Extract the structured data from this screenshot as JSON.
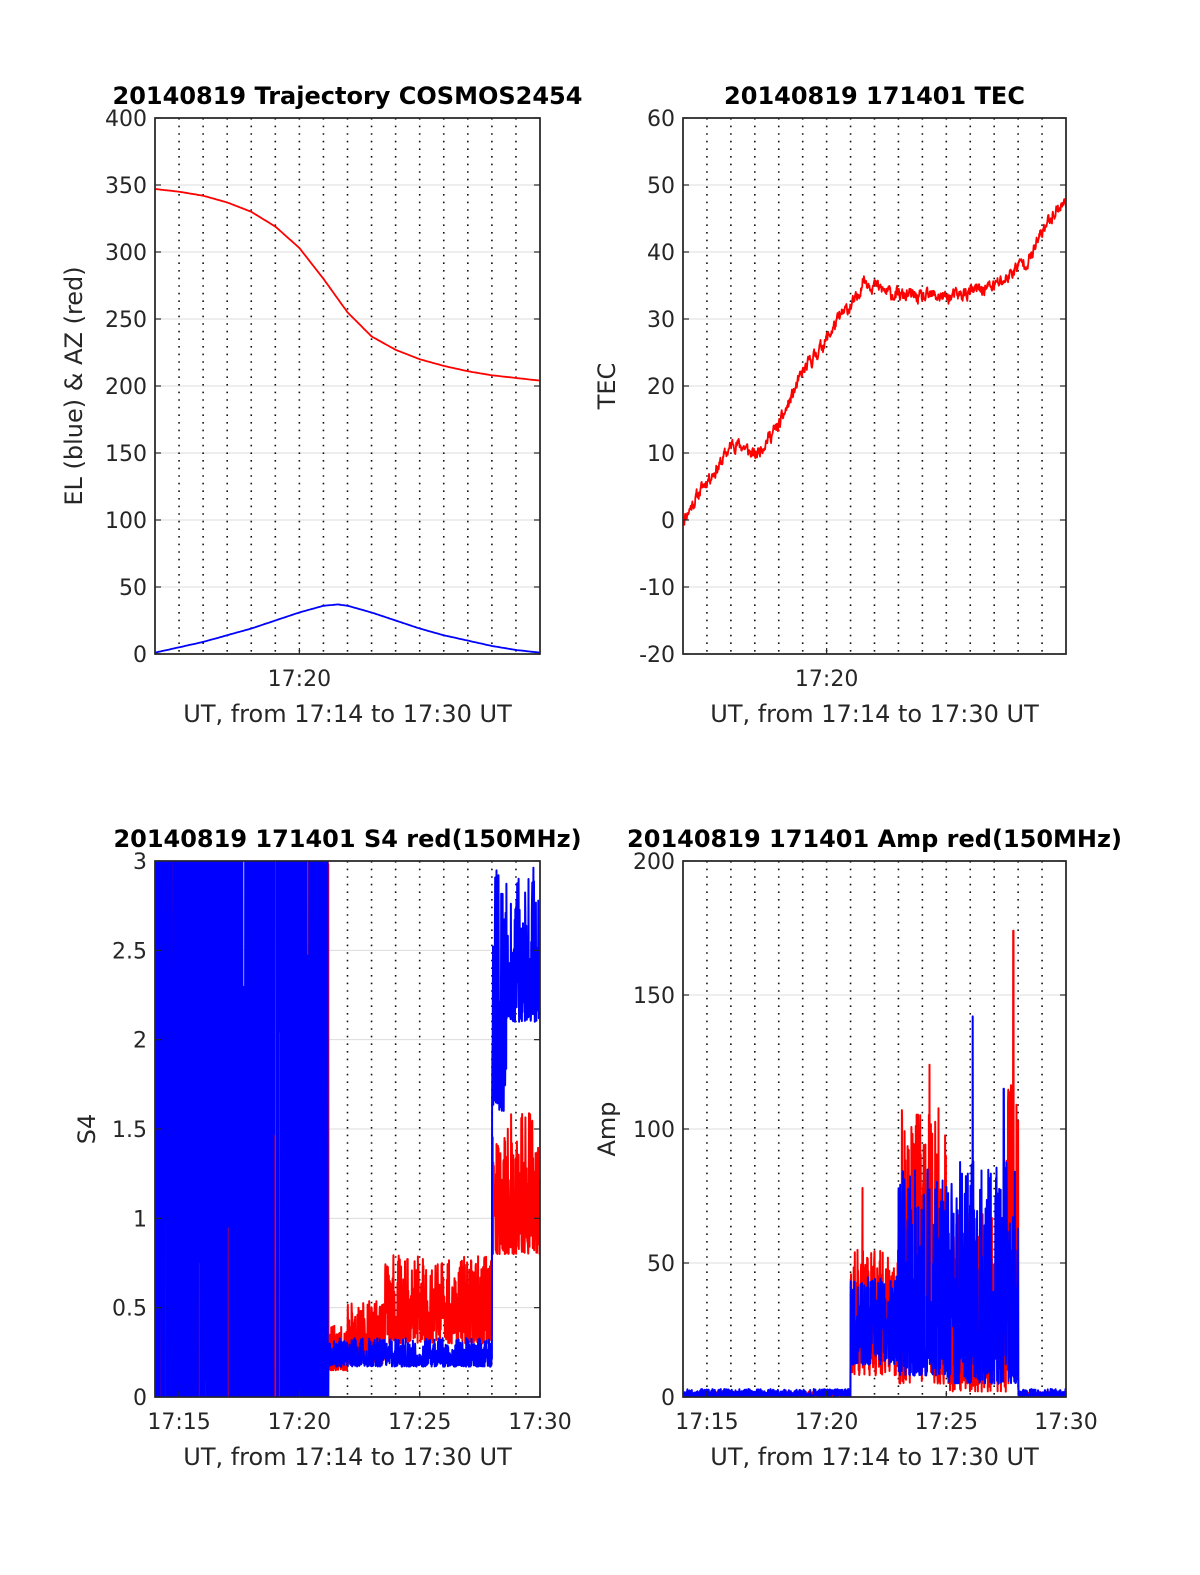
{
  "colors": {
    "red": "#ff0000",
    "blue": "#0000ff",
    "grid": "#dcdcdc",
    "axis": "#262626"
  },
  "chart_data": [
    {
      "type": "line",
      "title": "20140819 Trajectory COSMOS2454",
      "xlabel": "UT, from 17:14 to 17:30 UT",
      "ylabel": "EL (blue) & AZ (red)",
      "xlim": [
        14.0,
        30.0
      ],
      "ylim": [
        0,
        400
      ],
      "yticks": [
        0,
        50,
        100,
        150,
        200,
        250,
        300,
        350,
        400
      ],
      "xticks": [
        {
          "v": 20,
          "label": "17:20"
        }
      ],
      "x_minor_grid": [
        15,
        16,
        17,
        18,
        19,
        20,
        21,
        22,
        23,
        24,
        25,
        26,
        27,
        28,
        29
      ],
      "grid": true,
      "series": [
        {
          "color": "blue",
          "style": "smooth",
          "x": [
            14.0,
            15.0,
            16.0,
            17.0,
            18.0,
            19.0,
            20.0,
            21.0,
            21.6,
            22.0,
            23.0,
            24.0,
            25.0,
            26.0,
            27.0,
            28.0,
            29.0,
            30.0
          ],
          "values": [
            1,
            5,
            9,
            14,
            19,
            25,
            31,
            36,
            37,
            36,
            31,
            25,
            19,
            14,
            10,
            6,
            3,
            1
          ]
        },
        {
          "color": "red",
          "style": "smooth",
          "x": [
            14.0,
            15.0,
            16.0,
            17.0,
            18.0,
            19.0,
            20.0,
            21.0,
            22.0,
            23.0,
            24.0,
            25.0,
            26.0,
            27.0,
            28.0,
            29.0,
            30.0
          ],
          "values": [
            347,
            345,
            342,
            337,
            330,
            319,
            303,
            280,
            255,
            237,
            227,
            220,
            215,
            211,
            208,
            206,
            204
          ]
        }
      ]
    },
    {
      "type": "line",
      "title": "20140819 171401 TEC",
      "xlabel": "UT, from 17:14 to 17:30 UT",
      "ylabel": "TEC",
      "xlim": [
        14.0,
        30.0
      ],
      "ylim": [
        -20,
        60
      ],
      "yticks": [
        -20,
        -10,
        0,
        10,
        20,
        30,
        40,
        50,
        60
      ],
      "xticks": [
        {
          "v": 20,
          "label": "17:20"
        }
      ],
      "x_minor_grid": [
        15,
        16,
        17,
        18,
        19,
        20,
        21,
        22,
        23,
        24,
        25,
        26,
        27,
        28,
        29
      ],
      "grid": true,
      "series": [
        {
          "color": "red",
          "style": "noisy",
          "noise": 0.8,
          "seed": 11,
          "x": [
            14.0,
            14.5,
            15.0,
            15.5,
            15.8,
            16.1,
            16.5,
            17.0,
            17.5,
            18.0,
            18.5,
            19.0,
            19.5,
            20.0,
            20.5,
            21.0,
            21.3,
            21.5,
            22.0,
            22.5,
            23.0,
            23.5,
            24.0,
            24.5,
            25.0,
            25.5,
            26.0,
            26.5,
            27.0,
            27.5,
            28.0,
            28.5,
            29.0,
            29.5,
            30.0
          ],
          "values": [
            0,
            3,
            6,
            8,
            10,
            11.5,
            11,
            9.5,
            12,
            14,
            18,
            22,
            24.5,
            27,
            30,
            32,
            33,
            36,
            35,
            34,
            33.5,
            33.5,
            33,
            33.5,
            33.2,
            33.5,
            34,
            34.5,
            35,
            36,
            38,
            39,
            43,
            46,
            47.5
          ]
        }
      ]
    },
    {
      "type": "line",
      "title": "20140819 171401 S4 red(150MHz)",
      "xlabel": "UT, from 17:14 to 17:30 UT",
      "ylabel": "S4",
      "xlim": [
        14.0,
        30.0
      ],
      "ylim": [
        0,
        3
      ],
      "yticks": [
        0,
        0.5,
        1,
        1.5,
        2,
        2.5,
        3
      ],
      "xticks": [
        {
          "v": 15,
          "label": "17:15"
        },
        {
          "v": 20,
          "label": "17:20"
        },
        {
          "v": 25,
          "label": "17:25"
        },
        {
          "v": 30,
          "label": "17:30"
        }
      ],
      "x_minor_grid": [
        15,
        16,
        17,
        18,
        19,
        20,
        21,
        22,
        23,
        24,
        25,
        26,
        27,
        28,
        29
      ],
      "grid": true,
      "series": [
        {
          "color": "red",
          "style": "spiky",
          "seed": 23,
          "segments": [
            {
              "x0": 14.0,
              "x1": 17.6,
              "mode": "sat",
              "lo": 0.0,
              "hi": 3.0
            },
            {
              "x0": 17.6,
              "x1": 18.6,
              "mode": "band",
              "lo": 0.7,
              "hi": 1.8
            },
            {
              "x0": 18.6,
              "x1": 21.2,
              "mode": "sat",
              "lo": 0.0,
              "hi": 3.0
            },
            {
              "x0": 21.2,
              "x1": 22.0,
              "mode": "band",
              "lo": 0.15,
              "hi": 0.4
            },
            {
              "x0": 22.0,
              "x1": 23.5,
              "mode": "band",
              "lo": 0.18,
              "hi": 0.55
            },
            {
              "x0": 23.5,
              "x1": 28.0,
              "mode": "band",
              "lo": 0.3,
              "hi": 0.8
            },
            {
              "x0": 28.0,
              "x1": 30.0,
              "mode": "band",
              "lo": 0.8,
              "hi": 1.6
            }
          ]
        },
        {
          "color": "blue",
          "style": "spiky",
          "seed": 37,
          "segments": [
            {
              "x0": 14.0,
              "x1": 21.2,
              "mode": "sat",
              "lo": 0.0,
              "hi": 3.0
            },
            {
              "x0": 21.2,
              "x1": 28.0,
              "mode": "band",
              "lo": 0.17,
              "hi": 0.33
            },
            {
              "x0": 28.0,
              "x1": 28.6,
              "mode": "band",
              "lo": 1.6,
              "hi": 3.0
            },
            {
              "x0": 28.6,
              "x1": 30.0,
              "mode": "band",
              "lo": 2.1,
              "hi": 3.0
            }
          ]
        }
      ]
    },
    {
      "type": "line",
      "title": "20140819 171401 Amp red(150MHz)",
      "xlabel": "UT, from 17:14 to 17:30 UT",
      "ylabel": "Amp",
      "xlim": [
        14.0,
        30.0
      ],
      "ylim": [
        0,
        200
      ],
      "yticks": [
        0,
        50,
        100,
        150,
        200
      ],
      "xticks": [
        {
          "v": 15,
          "label": "17:15"
        },
        {
          "v": 20,
          "label": "17:20"
        },
        {
          "v": 25,
          "label": "17:25"
        },
        {
          "v": 30,
          "label": "17:30"
        }
      ],
      "x_minor_grid": [
        15,
        16,
        17,
        18,
        19,
        20,
        21,
        22,
        23,
        24,
        25,
        26,
        27,
        28,
        29
      ],
      "grid": true,
      "series": [
        {
          "color": "red",
          "style": "spiky",
          "seed": 51,
          "segments": [
            {
              "x0": 14.0,
              "x1": 21.0,
              "mode": "band",
              "lo": 0,
              "hi": 2
            },
            {
              "x0": 21.0,
              "x1": 23.0,
              "mode": "band",
              "lo": 8,
              "hi": 55
            },
            {
              "x0": 23.0,
              "x1": 25.0,
              "mode": "band",
              "lo": 5,
              "hi": 110
            },
            {
              "x0": 25.0,
              "x1": 27.5,
              "mode": "band",
              "lo": 2,
              "hi": 70
            },
            {
              "x0": 27.5,
              "x1": 28.0,
              "mode": "band",
              "lo": 5,
              "hi": 120
            },
            {
              "x0": 28.0,
              "x1": 30.0,
              "mode": "band",
              "lo": 0,
              "hi": 2
            }
          ],
          "peaks": [
            {
              "x": 21.5,
              "v": 78
            },
            {
              "x": 24.3,
              "v": 124
            },
            {
              "x": 27.8,
              "v": 174
            }
          ]
        },
        {
          "color": "blue",
          "style": "spiky",
          "seed": 67,
          "segments": [
            {
              "x0": 14.0,
              "x1": 21.0,
              "mode": "band",
              "lo": 0,
              "hi": 3
            },
            {
              "x0": 21.0,
              "x1": 23.0,
              "mode": "band",
              "lo": 12,
              "hi": 45
            },
            {
              "x0": 23.0,
              "x1": 25.0,
              "mode": "band",
              "lo": 8,
              "hi": 85
            },
            {
              "x0": 25.0,
              "x1": 28.0,
              "mode": "band",
              "lo": 5,
              "hi": 90
            },
            {
              "x0": 28.0,
              "x1": 30.0,
              "mode": "band",
              "lo": 0,
              "hi": 3
            }
          ],
          "peaks": [
            {
              "x": 26.1,
              "v": 142
            },
            {
              "x": 27.4,
              "v": 115
            }
          ]
        }
      ]
    }
  ]
}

* [Work to be completed]: Where a line above includes "title", copy that line.

* [Problem solution]:
      "title": "20140819 Trajectory COSMOS2454",
      "title": "20140819 171401 TEC",
      "title": "20140819 171401 S4 red(150MHz)",
      "title": "20140819 171401 Amp red(150MHz)",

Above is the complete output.